TASK PROMPT: Make an exact copy of the entries, and keep any pictures out of it.

PROVIDED RECORDS:
..............................
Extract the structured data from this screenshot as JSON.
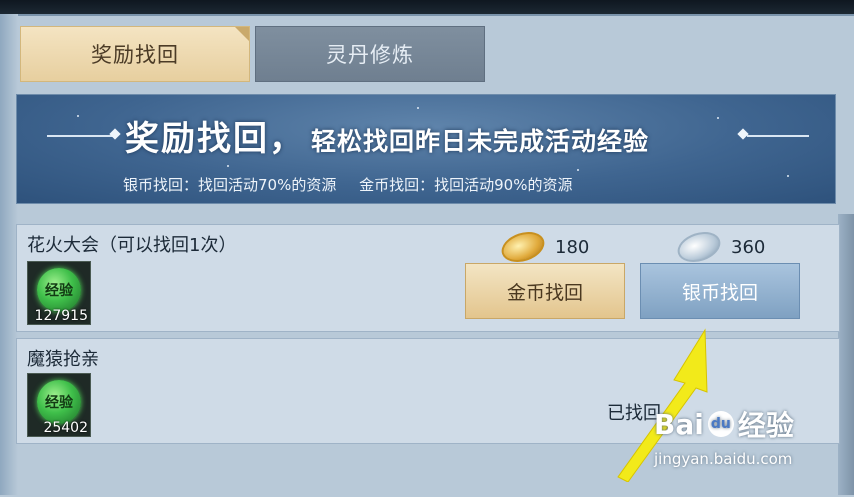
{
  "tabs": [
    {
      "label": "奖励找回",
      "active": true
    },
    {
      "label": "灵丹修炼",
      "active": false
    }
  ],
  "banner": {
    "title": "奖励找回，",
    "subtitle": "轻松找回昨日未完成活动经验",
    "desc_silver": "银币找回：找回活动70%的资源",
    "desc_gold": "金币找回：找回活动90%的资源"
  },
  "rows": [
    {
      "title": "花火大会（可以找回1次）",
      "icon_text": "经验",
      "exp": "127915",
      "gold_cost": "180",
      "silver_cost": "360",
      "gold_button": "金币找回",
      "silver_button": "银币找回"
    },
    {
      "title": "魔猿抢亲",
      "icon_text": "经验",
      "exp": "25402",
      "status": "已找回"
    }
  ],
  "watermark": {
    "logo": "Bai",
    "logo_paw": "du",
    "logo_suffix": "经验",
    "url": "jingyan.baidu.com"
  },
  "colors": {
    "panel": "#b8c9d8",
    "banner": "#3f6590",
    "gold_button": "#e3c58d",
    "silver_button": "#7fa1c2",
    "arrow": "#f2ea1a"
  }
}
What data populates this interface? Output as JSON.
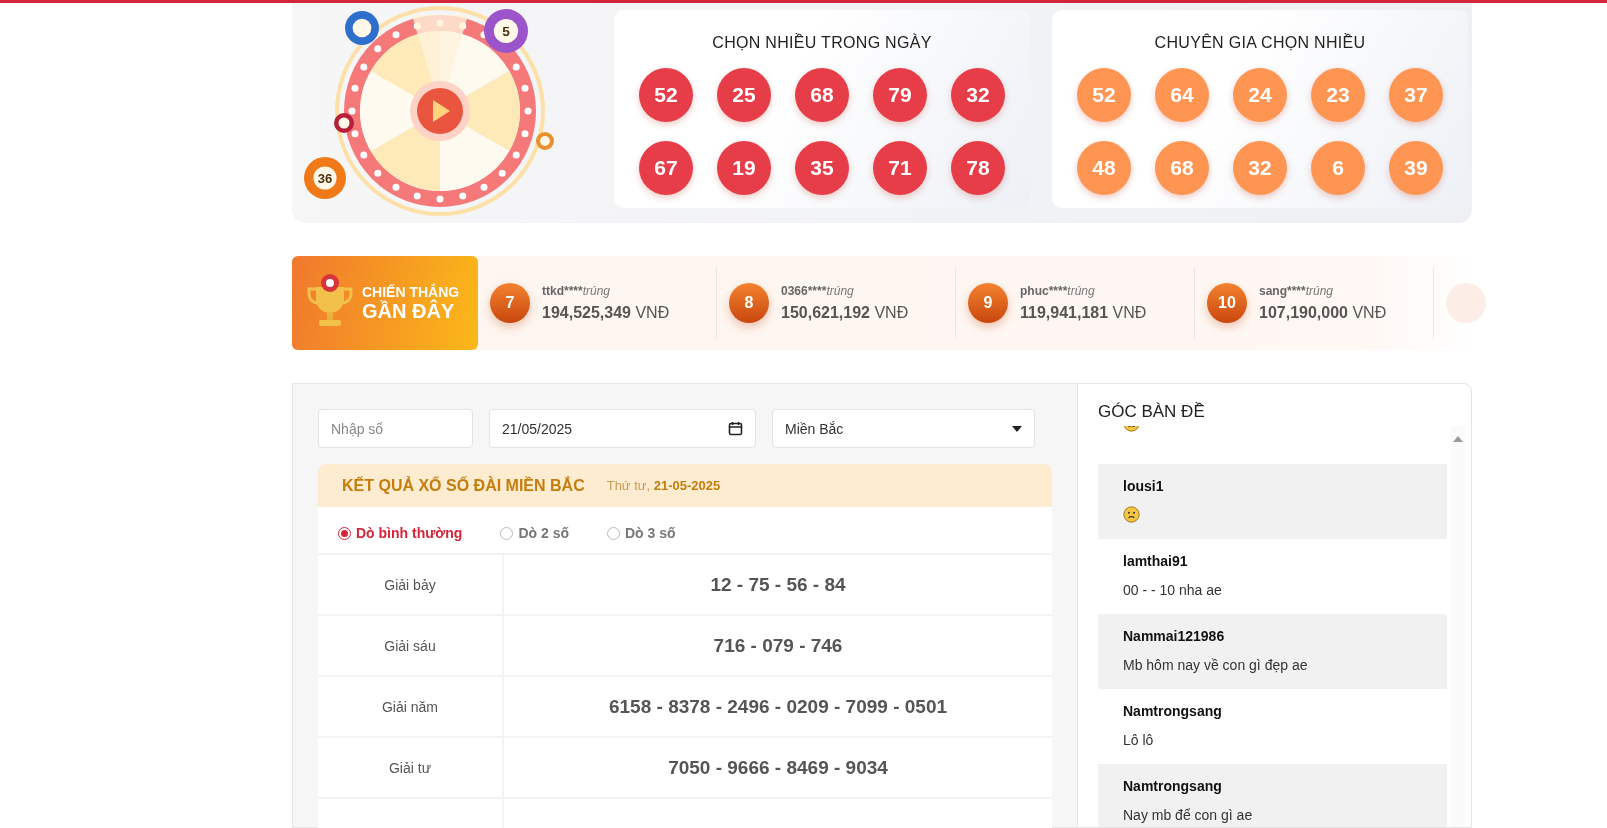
{
  "wheel": {
    "ball_numbers": [
      "5",
      "36"
    ]
  },
  "pick_cards": [
    {
      "title": "CHỌN NHIỀU TRONG NGÀY",
      "color": "#e63d48",
      "numbers": [
        "52",
        "25",
        "68",
        "79",
        "32",
        "67",
        "19",
        "35",
        "71",
        "78"
      ]
    },
    {
      "title": "CHUYÊN GIA CHỌN NHIỀU",
      "color": "#ff9552",
      "numbers": [
        "52",
        "64",
        "24",
        "23",
        "37",
        "48",
        "68",
        "32",
        "6",
        "39"
      ]
    }
  ],
  "recent_wins": {
    "title_top": "CHIẾN THẮNG",
    "title_bottom": "GẦN ĐÂY",
    "items": [
      {
        "rank": "7",
        "user": "ttkd****",
        "action": "trúng",
        "amount": "194,525,349",
        "currency": "VNĐ"
      },
      {
        "rank": "8",
        "user": "0366****",
        "action": "trúng",
        "amount": "150,621,192",
        "currency": "VNĐ"
      },
      {
        "rank": "9",
        "user": "phuc****",
        "action": "trúng",
        "amount": "119,941,181",
        "currency": "VNĐ"
      },
      {
        "rank": "10",
        "user": "sang****",
        "action": "trúng",
        "amount": "107,190,000",
        "currency": "VNĐ"
      }
    ]
  },
  "filters": {
    "number": {
      "placeholder": "Nhập số"
    },
    "date": {
      "value": "21/05/2025"
    },
    "region": {
      "value": "Miền Bắc"
    }
  },
  "results": {
    "title": "KẾT QUẢ XỔ SỐ ĐÀI MIỀN BẮC",
    "date": "Thứ tư, **21-05-2025**",
    "modes": [
      {
        "label": "Dò bình thường",
        "selected": true
      },
      {
        "label": "Dò 2 số",
        "selected": false
      },
      {
        "label": "Dò 3 số",
        "selected": false
      }
    ],
    "rows": [
      {
        "prize": "Giải bảy",
        "numbers": "12 - 75 - 56 - 84"
      },
      {
        "prize": "Giải sáu",
        "numbers": "716 - 079 - 746"
      },
      {
        "prize": "Giải năm",
        "numbers": "6158 - 8378 - 2496 - 0209 - 7099 - 0501"
      },
      {
        "prize": "Giải tư",
        "numbers": "7050 - 9666 - 8469 - 9034"
      }
    ]
  },
  "chat": {
    "title": "GÓC BÀN ĐỀ",
    "messages": [
      {
        "kind": "emoji"
      },
      {
        "kind": "emoji",
        "user": "lousi1"
      },
      {
        "kind": "text",
        "user": "lamthai91",
        "text": "00 - - 10 nha ae"
      },
      {
        "kind": "text",
        "user": "Nammai121986",
        "text": "Mb hôm nay về con gì đẹp ae"
      },
      {
        "kind": "text",
        "user": "Namtrongsang",
        "text": "Lô lô"
      },
      {
        "kind": "text",
        "user": "Namtrongsang",
        "text": "Nay mb để con gì ae"
      }
    ]
  }
}
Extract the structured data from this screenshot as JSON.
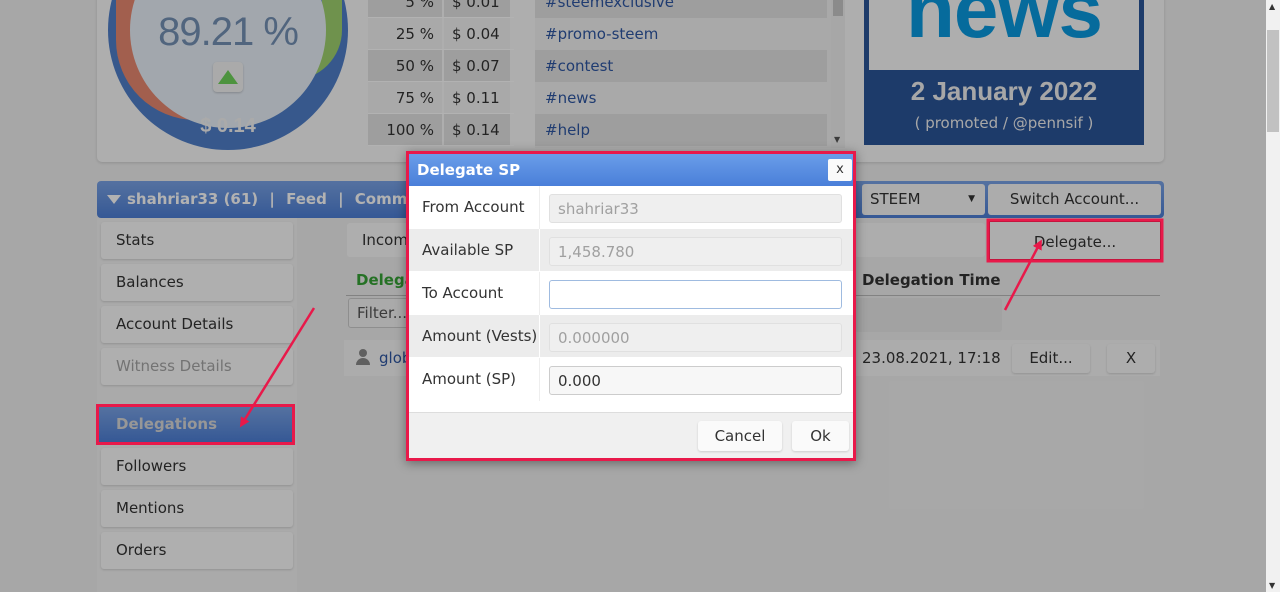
{
  "gauge": {
    "percent_label": "89.21 %",
    "vote_value": "$ 0.14",
    "trend_icon": "up-triangle-icon"
  },
  "vote_table": [
    {
      "percent": "5 %",
      "value": "$ 0.01"
    },
    {
      "percent": "25 %",
      "value": "$ 0.04"
    },
    {
      "percent": "50 %",
      "value": "$ 0.07"
    },
    {
      "percent": "75 %",
      "value": "$ 0.11"
    },
    {
      "percent": "100 %",
      "value": "$ 0.14"
    }
  ],
  "tags": [
    "#steemexclusive",
    "#promo-steem",
    "#contest",
    "#news",
    "#help"
  ],
  "news_banner": {
    "word": "news",
    "date": "2 January 2022",
    "promo": "( promoted / @pennsif )"
  },
  "account_bar": {
    "account": "shahriar33 (61)",
    "separator": "|",
    "feed": "Feed",
    "communities": "Communities",
    "currency": "STEEM",
    "switch_account": "Switch Account..."
  },
  "sidebar": {
    "items": [
      {
        "label": "Stats",
        "state": "normal"
      },
      {
        "label": "Balances",
        "state": "normal"
      },
      {
        "label": "Account Details",
        "state": "normal"
      },
      {
        "label": "Witness Details",
        "state": "disabled"
      },
      {
        "label": "Delegations",
        "state": "active"
      },
      {
        "label": "Followers",
        "state": "normal"
      },
      {
        "label": "Mentions",
        "state": "normal"
      },
      {
        "label": "Orders",
        "state": "normal"
      }
    ]
  },
  "main": {
    "tab_incoming": "Incom",
    "delegate_button": "Delegate...",
    "table_headers": {
      "delegatee": "Delega",
      "delegation_time": "Delegation Time"
    },
    "filter_placeholder": "Filter...",
    "rows": [
      {
        "name": "glob",
        "time": "23.08.2021, 17:18",
        "edit": "Edit...",
        "remove": "X"
      }
    ]
  },
  "modal": {
    "title": "Delegate SP",
    "close": "x",
    "fields": [
      {
        "label": "From Account",
        "value": "shahriar33",
        "state": "disabled"
      },
      {
        "label": "Available SP",
        "value": "1,458.780",
        "state": "disabled"
      },
      {
        "label": "To Account",
        "value": "",
        "state": "focused"
      },
      {
        "label": "Amount (Vests)",
        "value": "0.000000",
        "state": "disabled"
      },
      {
        "label": "Amount (SP)",
        "value": "0.000",
        "state": "editable"
      }
    ],
    "cancel": "Cancel",
    "ok": "Ok"
  },
  "colors": {
    "accent_blue": "#4d7fd6",
    "highlight_red": "#e8194a",
    "link_blue": "#2e57a3",
    "green_header": "#36a336"
  }
}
..............................
EXPECTED ANSWER:
Extract the structured data from this screenshot as JSON.
{
  "tabs": [
    {
      "label": "奖励找回",
      "active": true
    },
    {
      "label": "灵丹修炼",
      "active": false
    }
  ],
  "banner": {
    "title": "奖励找回，",
    "subtitle": "轻松找回昨日未完成活动经验",
    "desc_silver": "银币找回：找回活动70%的资源",
    "desc_gold": "金币找回：找回活动90%的资源"
  },
  "rows": [
    {
      "title": "花火大会（可以找回1次）",
      "icon_text": "经验",
      "exp": "127915",
      "gold_cost": "180",
      "silver_cost": "360",
      "gold_button": "金币找回",
      "silver_button": "银币找回"
    },
    {
      "title": "魔猿抢亲",
      "icon_text": "经验",
      "exp": "25402",
      "status": "已找回"
    }
  ],
  "watermark": {
    "logo": "Bai",
    "logo_paw": "du",
    "logo_suffix": "经验",
    "url": "jingyan.baidu.com"
  },
  "colors": {
    "panel": "#b8c9d8",
    "banner": "#3f6590",
    "gold_button": "#e3c58d",
    "silver_button": "#7fa1c2",
    "arrow": "#f2ea1a"
  }
}
What data populates this interface? Output as JSON.
{
  "wheel": {
    "ball_numbers": [
      "5",
      "36"
    ]
  },
  "pick_cards": [
    {
      "title": "CHỌN NHIỀU TRONG NGÀY",
      "color": "#e63d48",
      "numbers": [
        "52",
        "25",
        "68",
        "79",
        "32",
        "67",
        "19",
        "35",
        "71",
        "78"
      ]
    },
    {
      "title": "CHUYÊN GIA CHỌN NHIỀU",
      "color": "#ff9552",
      "numbers": [
        "52",
        "64",
        "24",
        "23",
        "37",
        "48",
        "68",
        "32",
        "6",
        "39"
      ]
    }
  ],
  "recent_wins": {
    "title_top": "CHIẾN THẮNG",
    "title_bottom": "GẦN ĐÂY",
    "items": [
      {
        "rank": "7",
        "user": "ttkd****",
        "action": "trúng",
        "amount": "194,525,349",
        "currency": "VNĐ"
      },
      {
        "rank": "8",
        "user": "0366****",
        "action": "trúng",
        "amount": "150,621,192",
        "currency": "VNĐ"
      },
      {
        "rank": "9",
        "user": "phuc****",
        "action": "trúng",
        "amount": "119,941,181",
        "currency": "VNĐ"
      },
      {
        "rank": "10",
        "user": "sang****",
        "action": "trúng",
        "amount": "107,190,000",
        "currency": "VNĐ"
      }
    ]
  },
  "filters": {
    "number": {
      "placeholder": "Nhập số"
    },
    "date": {
      "value": "21/05/2025"
    },
    "region": {
      "value": "Miền Bắc"
    }
  },
  "results": {
    "title": "KẾT QUẢ XỔ SỐ ĐÀI MIỀN BẮC",
    "date": "Thứ tư, **21-05-2025**",
    "modes": [
      {
        "label": "Dò bình thường",
        "selected": true
      },
      {
        "label": "Dò 2 số",
        "selected": false
      },
      {
        "label": "Dò 3 số",
        "selected": false
      }
    ],
    "rows": [
      {
        "prize": "Giải bảy",
        "numbers": "12 - 75 - 56 - 84"
      },
      {
        "prize": "Giải sáu",
        "numbers": "716 - 079 - 746"
      },
      {
        "prize": "Giải năm",
        "numbers": "6158 - 8378 - 2496 - 0209 - 7099 - 0501"
      },
      {
        "prize": "Giải tư",
        "numbers": "7050 - 9666 - 8469 - 9034"
      }
    ]
  },
  "chat": {
    "title": "GÓC BÀN ĐỀ",
    "messages": [
      {
        "kind": "emoji"
      },
      {
        "kind": "emoji",
        "user": "lousi1"
      },
      {
        "kind": "text",
        "user": "lamthai91",
        "text": "00 - - 10 nha ae"
      },
      {
        "kind": "text",
        "user": "Nammai121986",
        "text": "Mb hôm nay về con gì đẹp ae"
      },
      {
        "kind": "text",
        "user": "Namtrongsang",
        "text": "Lô lô"
      },
      {
        "kind": "text",
        "user": "Namtrongsang",
        "text": "Nay mb để con gì ae"
      }
    ]
  }
}
Extract the structured data from this screenshot as JSON.
{
  "gauge": {
    "percent_label": "89.21 %",
    "vote_value": "$ 0.14",
    "trend_icon": "up-triangle-icon"
  },
  "vote_table": [
    {
      "percent": "5 %",
      "value": "$ 0.01"
    },
    {
      "percent": "25 %",
      "value": "$ 0.04"
    },
    {
      "percent": "50 %",
      "value": "$ 0.07"
    },
    {
      "percent": "75 %",
      "value": "$ 0.11"
    },
    {
      "percent": "100 %",
      "value": "$ 0.14"
    }
  ],
  "tags": [
    "#steemexclusive",
    "#promo-steem",
    "#contest",
    "#news",
    "#help"
  ],
  "news_banner": {
    "word": "news",
    "date": "2 January 2022",
    "promo": "( promoted / @pennsif )"
  },
  "account_bar": {
    "account": "shahriar33 (61)",
    "separator": "|",
    "feed": "Feed",
    "communities": "Communities",
    "currency": "STEEM",
    "switch_account": "Switch Account..."
  },
  "sidebar": {
    "items": [
      {
        "label": "Stats",
        "state": "normal"
      },
      {
        "label": "Balances",
        "state": "normal"
      },
      {
        "label": "Account Details",
        "state": "normal"
      },
      {
        "label": "Witness Details",
        "state": "disabled"
      },
      {
        "label": "Delegations",
        "state": "active"
      },
      {
        "label": "Followers",
        "state": "normal"
      },
      {
        "label": "Mentions",
        "state": "normal"
      },
      {
        "label": "Orders",
        "state": "normal"
      }
    ]
  },
  "main": {
    "tab_incoming": "Incom",
    "delegate_button": "Delegate...",
    "table_headers": {
      "delegatee": "Delega",
      "delegation_time": "Delegation Time"
    },
    "filter_placeholder": "Filter...",
    "rows": [
      {
        "name": "glob",
        "time": "23.08.2021, 17:18",
        "edit": "Edit...",
        "remove": "X"
      }
    ]
  },
  "modal": {
    "title": "Delegate SP",
    "close": "x",
    "fields": [
      {
        "label": "From Account",
        "value": "shahriar33",
        "state": "disabled"
      },
      {
        "label": "Available SP",
        "value": "1,458.780",
        "state": "disabled"
      },
      {
        "label": "To Account",
        "value": "",
        "state": "focused"
      },
      {
        "label": "Amount (Vests)",
        "value": "0.000000",
        "state": "disabled"
      },
      {
        "label": "Amount (SP)",
        "value": "0.000",
        "state": "editable"
      }
    ],
    "cancel": "Cancel",
    "ok": "Ok"
  },
  "colors": {
    "accent_blue": "#4d7fd6",
    "highlight_red": "#e8194a",
    "link_blue": "#2e57a3",
    "green_header": "#36a336"
  }
}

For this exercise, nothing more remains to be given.